(Extracted data entries)

──────────────────────────────

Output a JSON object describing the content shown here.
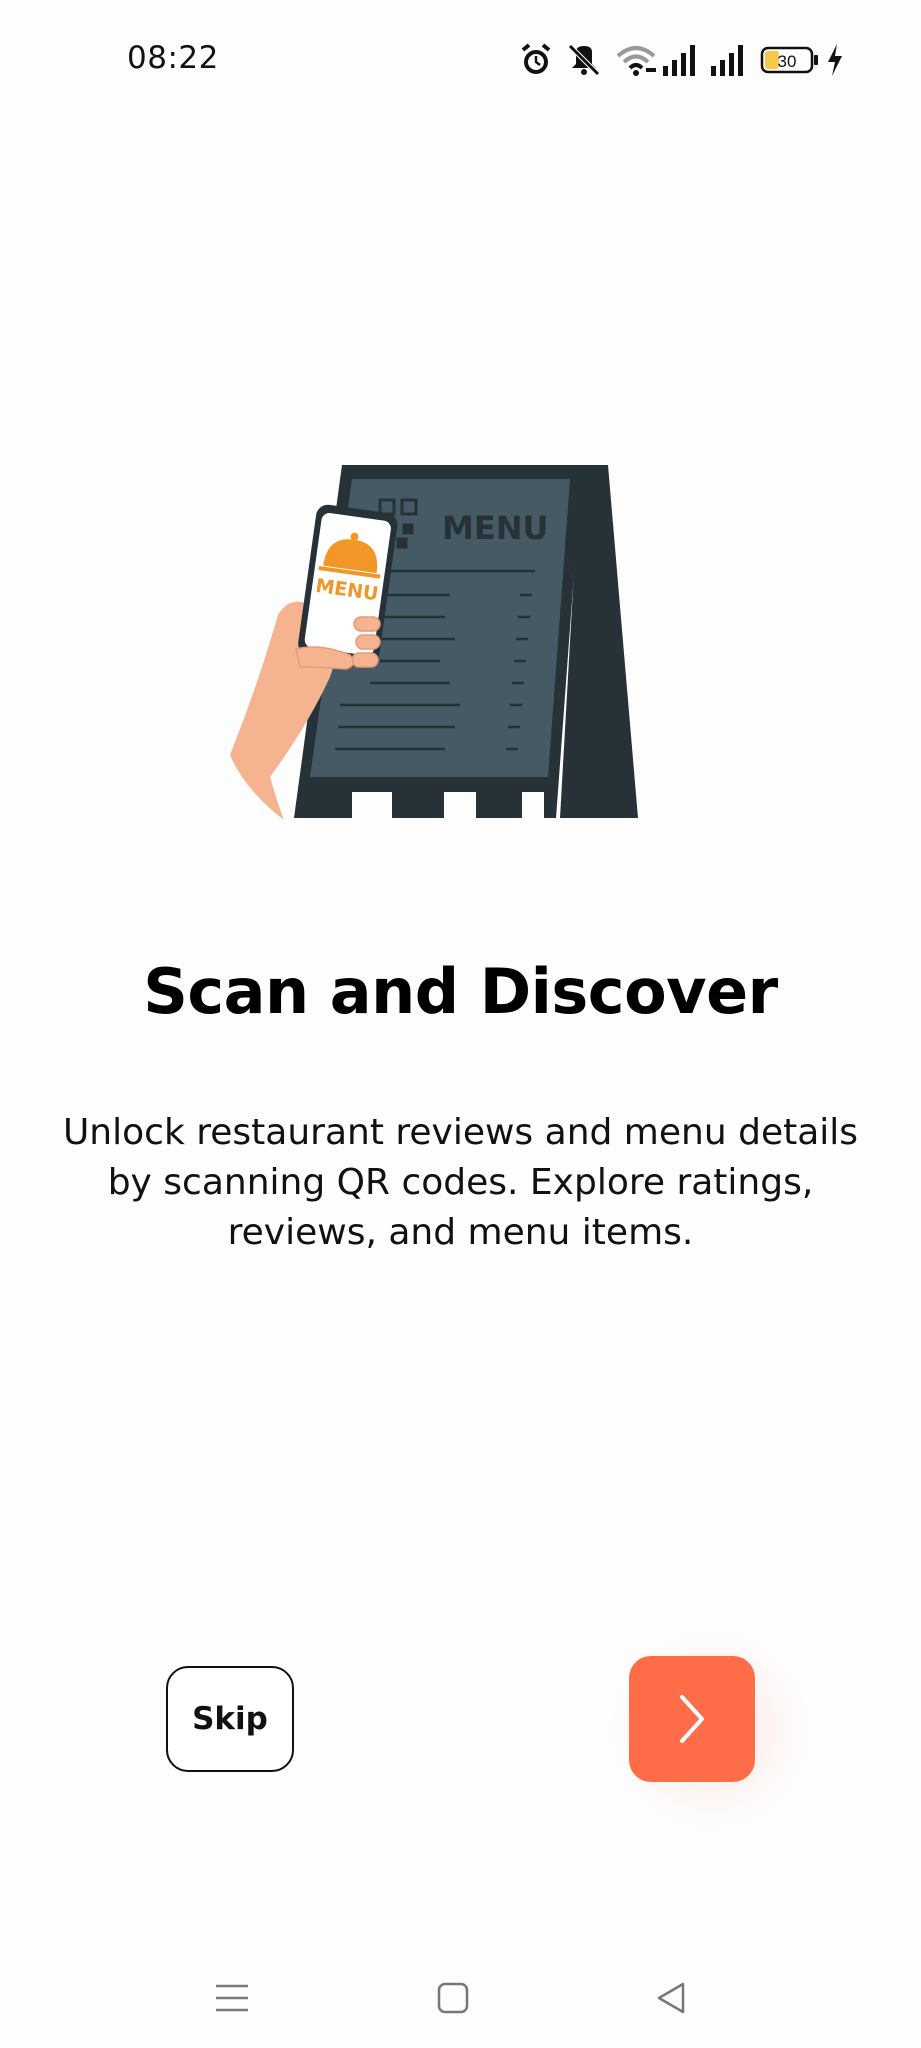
{
  "status_bar": {
    "time": "08:22",
    "battery_level": "30",
    "icons": [
      "alarm-icon",
      "mute-icon",
      "wifi-icon",
      "signal-icon",
      "signal-icon",
      "battery-icon",
      "charging-icon"
    ]
  },
  "illustration": {
    "menu_board_text": "MENU",
    "phone_text": "MENU"
  },
  "onboarding": {
    "title": "Scan and Discover",
    "description": "Unlock restaurant reviews and menu details by scanning QR codes. Explore ratings, reviews, and menu items."
  },
  "actions": {
    "skip_label": "Skip",
    "next_icon": "chevron-right-icon"
  },
  "nav_bar": {
    "icons": [
      "menu-icon",
      "home-icon",
      "back-icon"
    ]
  },
  "colors": {
    "accent": "#fe6d47",
    "board_dark": "#263238",
    "board_panel": "#455a64",
    "food_orange": "#f29727",
    "skin": "#f5b38f"
  }
}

──────────────────────────────

§ What is expected
Reproduce all of the material above word for word. Omit the pictures.

§ Task response
Output a JSON object describing the content shown here.
{
  "status_bar": {
    "time": "08:22",
    "battery_level": "30",
    "icons": [
      "alarm-icon",
      "mute-icon",
      "wifi-icon",
      "signal-icon",
      "signal-icon",
      "battery-icon",
      "charging-icon"
    ]
  },
  "illustration": {
    "menu_board_text": "MENU",
    "phone_text": "MENU"
  },
  "onboarding": {
    "title": "Scan and Discover",
    "description": "Unlock restaurant reviews and menu details by scanning QR codes. Explore ratings, reviews, and menu items."
  },
  "actions": {
    "skip_label": "Skip",
    "next_icon": "chevron-right-icon"
  },
  "nav_bar": {
    "icons": [
      "menu-icon",
      "home-icon",
      "back-icon"
    ]
  },
  "colors": {
    "accent": "#fe6d47",
    "board_dark": "#263238",
    "board_panel": "#455a64",
    "food_orange": "#f29727",
    "skin": "#f5b38f"
  }
}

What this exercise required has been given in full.